> [TASK STATEMENT] Exactly repeat the material, dropping every picture from the copy.

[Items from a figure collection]
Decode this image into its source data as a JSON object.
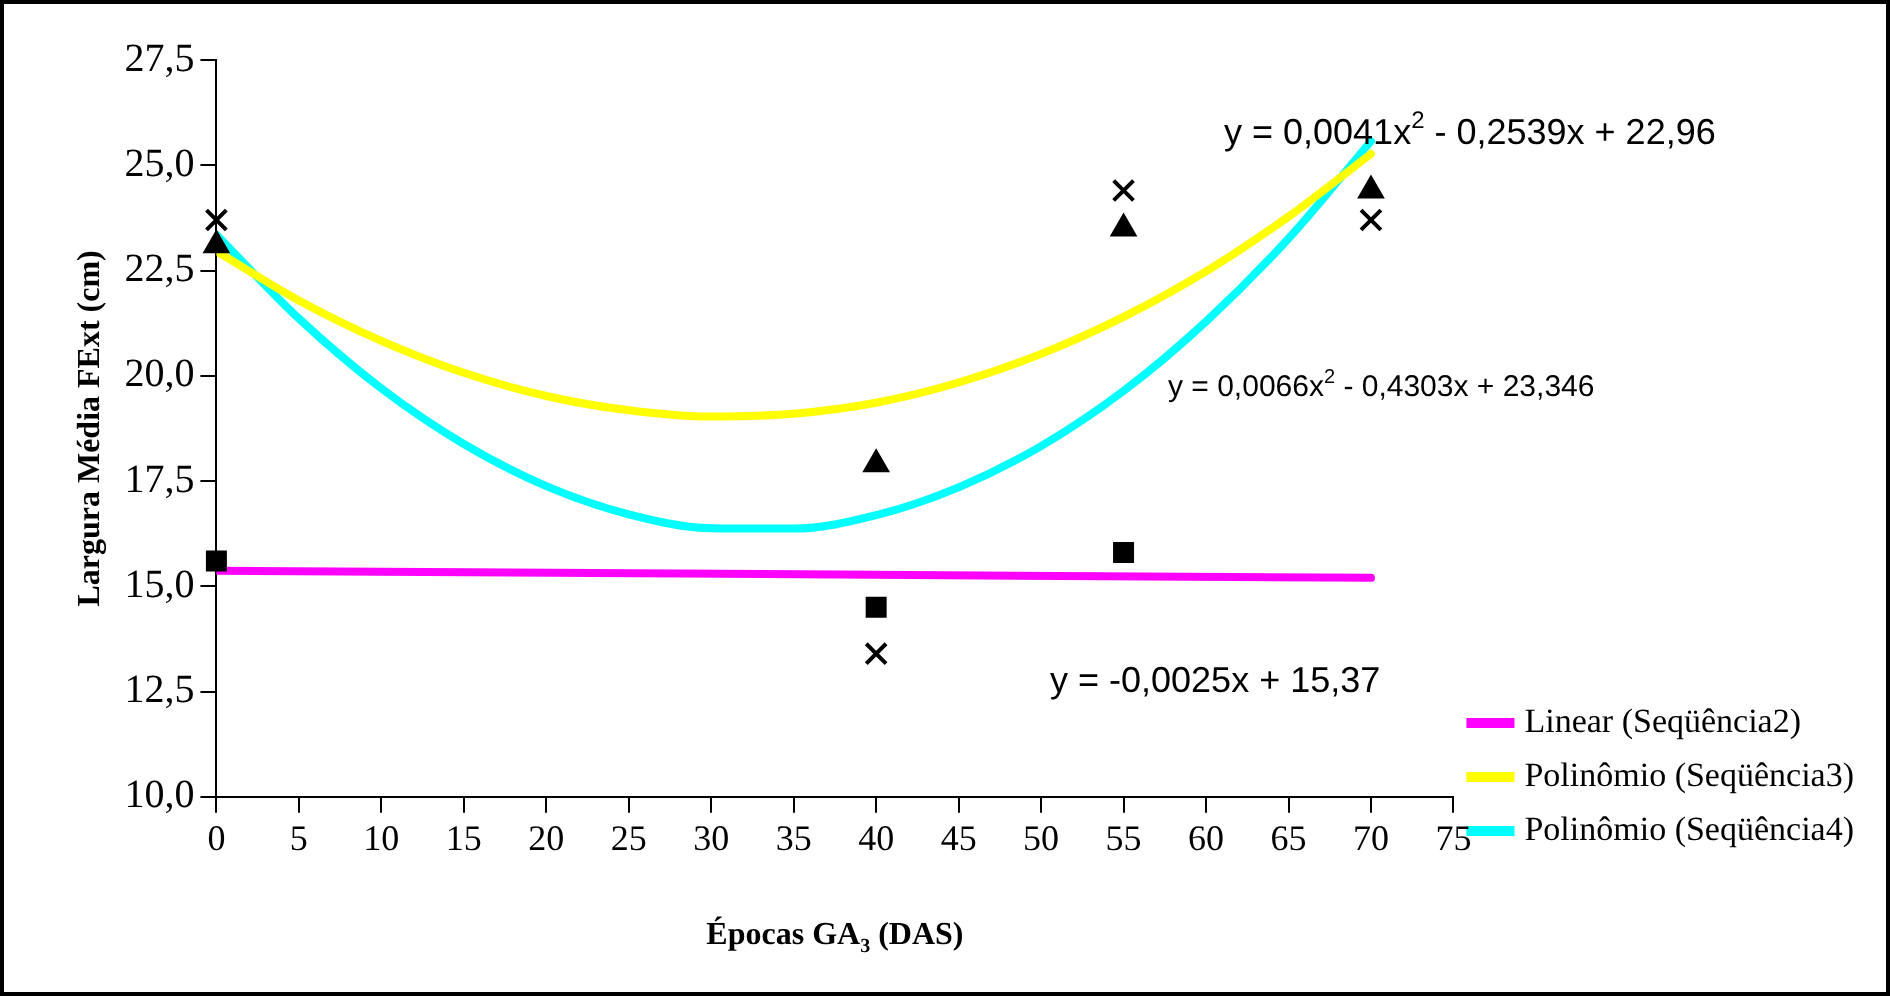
{
  "chart_data": {
    "type": "scatter",
    "xlabel": "Épocas GA$_{3}$ (DAS)",
    "ylabel": "Largura Média FExt (cm)",
    "xlim": [
      0,
      75
    ],
    "xticks": [
      0,
      5,
      10,
      15,
      20,
      25,
      30,
      35,
      40,
      45,
      50,
      55,
      60,
      65,
      70,
      75
    ],
    "ylim": [
      10,
      27.5
    ],
    "yticks": [
      {
        "value": 10,
        "label": "10,0"
      },
      {
        "value": 12.5,
        "label": "12,5"
      },
      {
        "value": 15,
        "label": "15,0"
      },
      {
        "value": 17.5,
        "label": "17,5"
      },
      {
        "value": 20,
        "label": "20,0"
      },
      {
        "value": 22.5,
        "label": "22,5"
      },
      {
        "value": 25,
        "label": "25,0"
      },
      {
        "value": 27.5,
        "label": "27,5"
      }
    ],
    "grid": false,
    "legend": "bottom right",
    "series": [
      {
        "type": "scatter",
        "marker": "square",
        "color": "#000000",
        "x": [
          0,
          40,
          55
        ],
        "values": [
          15.6,
          14.5,
          15.8
        ]
      },
      {
        "type": "scatter",
        "marker": "triangle",
        "color": "#000000",
        "x": [
          0,
          40,
          55,
          70
        ],
        "values": [
          23.1,
          17.9,
          23.5,
          24.4
        ]
      },
      {
        "type": "scatter",
        "marker": "cross",
        "color": "#000000",
        "x": [
          0,
          40,
          55,
          70
        ],
        "values": [
          23.7,
          13.4,
          24.4,
          23.7
        ]
      },
      {
        "type": "line",
        "marker": "none",
        "name": "Linear (Seqüência2)",
        "color": "#ff00ff",
        "x": [
          0,
          70
        ],
        "values": [
          15.37,
          15.2
        ]
      },
      {
        "type": "line",
        "marker": "none",
        "name": "Polinômio (Seqüência3)",
        "color": "#ffff00",
        "x": [
          0,
          5,
          10,
          15,
          20,
          25,
          30,
          35,
          40,
          45,
          50,
          55,
          60,
          65,
          70
        ],
        "values": [
          22.96,
          21.79,
          20.83,
          20.07,
          19.52,
          19.18,
          19.03,
          19.1,
          19.36,
          19.84,
          20.52,
          21.4,
          22.48,
          23.78,
          25.27
        ]
      },
      {
        "type": "line",
        "marker": "none",
        "name": "Polinômio (Seqüência4)",
        "color": "#00ffff",
        "x": [
          0,
          5,
          10,
          15,
          20,
          25,
          30,
          35,
          40,
          45,
          50,
          55,
          60,
          65,
          70
        ],
        "values": [
          23.35,
          21.36,
          19.7,
          18.38,
          17.38,
          16.71,
          16.38,
          16.37,
          16.69,
          17.35,
          18.33,
          19.64,
          21.29,
          23.26,
          25.57
        ]
      }
    ],
    "annotations": [
      "y = 0,0041x$^{2}$ - 0,2539x + 22,96",
      "y = 0,0066x$^{2}$ - 0,4303x + 23,346",
      "y = -0,0025x + 15,37"
    ]
  }
}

> [ANSWER TO THIS TASK]
Decode this image into its source data as a JSON object.
{
  "chart_data": {
    "type": "scatter",
    "xlabel": "Épocas GA$_{3}$ (DAS)",
    "ylabel": "Largura Média FExt (cm)",
    "xlim": [
      0,
      75
    ],
    "xticks": [
      0,
      5,
      10,
      15,
      20,
      25,
      30,
      35,
      40,
      45,
      50,
      55,
      60,
      65,
      70,
      75
    ],
    "ylim": [
      10,
      27.5
    ],
    "yticks": [
      {
        "value": 10,
        "label": "10,0"
      },
      {
        "value": 12.5,
        "label": "12,5"
      },
      {
        "value": 15,
        "label": "15,0"
      },
      {
        "value": 17.5,
        "label": "17,5"
      },
      {
        "value": 20,
        "label": "20,0"
      },
      {
        "value": 22.5,
        "label": "22,5"
      },
      {
        "value": 25,
        "label": "25,0"
      },
      {
        "value": 27.5,
        "label": "27,5"
      }
    ],
    "grid": false,
    "legend": "bottom right",
    "series": [
      {
        "type": "scatter",
        "marker": "square",
        "color": "#000000",
        "x": [
          0,
          40,
          55
        ],
        "values": [
          15.6,
          14.5,
          15.8
        ]
      },
      {
        "type": "scatter",
        "marker": "triangle",
        "color": "#000000",
        "x": [
          0,
          40,
          55,
          70
        ],
        "values": [
          23.1,
          17.9,
          23.5,
          24.4
        ]
      },
      {
        "type": "scatter",
        "marker": "cross",
        "color": "#000000",
        "x": [
          0,
          40,
          55,
          70
        ],
        "values": [
          23.7,
          13.4,
          24.4,
          23.7
        ]
      },
      {
        "type": "line",
        "marker": "none",
        "name": "Linear (Seqüência2)",
        "color": "#ff00ff",
        "x": [
          0,
          70
        ],
        "values": [
          15.37,
          15.2
        ]
      },
      {
        "type": "line",
        "marker": "none",
        "name": "Polinômio (Seqüência3)",
        "color": "#ffff00",
        "x": [
          0,
          5,
          10,
          15,
          20,
          25,
          30,
          35,
          40,
          45,
          50,
          55,
          60,
          65,
          70
        ],
        "values": [
          22.96,
          21.79,
          20.83,
          20.07,
          19.52,
          19.18,
          19.03,
          19.1,
          19.36,
          19.84,
          20.52,
          21.4,
          22.48,
          23.78,
          25.27
        ]
      },
      {
        "type": "line",
        "marker": "none",
        "name": "Polinômio (Seqüência4)",
        "color": "#00ffff",
        "x": [
          0,
          5,
          10,
          15,
          20,
          25,
          30,
          35,
          40,
          45,
          50,
          55,
          60,
          65,
          70
        ],
        "values": [
          23.35,
          21.36,
          19.7,
          18.38,
          17.38,
          16.71,
          16.38,
          16.37,
          16.69,
          17.35,
          18.33,
          19.64,
          21.29,
          23.26,
          25.57
        ]
      }
    ],
    "annotations": [
      "y = 0,0041x$^{2}$ - 0,2539x + 22,96",
      "y = 0,0066x$^{2}$ - 0,4303x + 23,346",
      "y = -0,0025x + 15,37"
    ]
  }
}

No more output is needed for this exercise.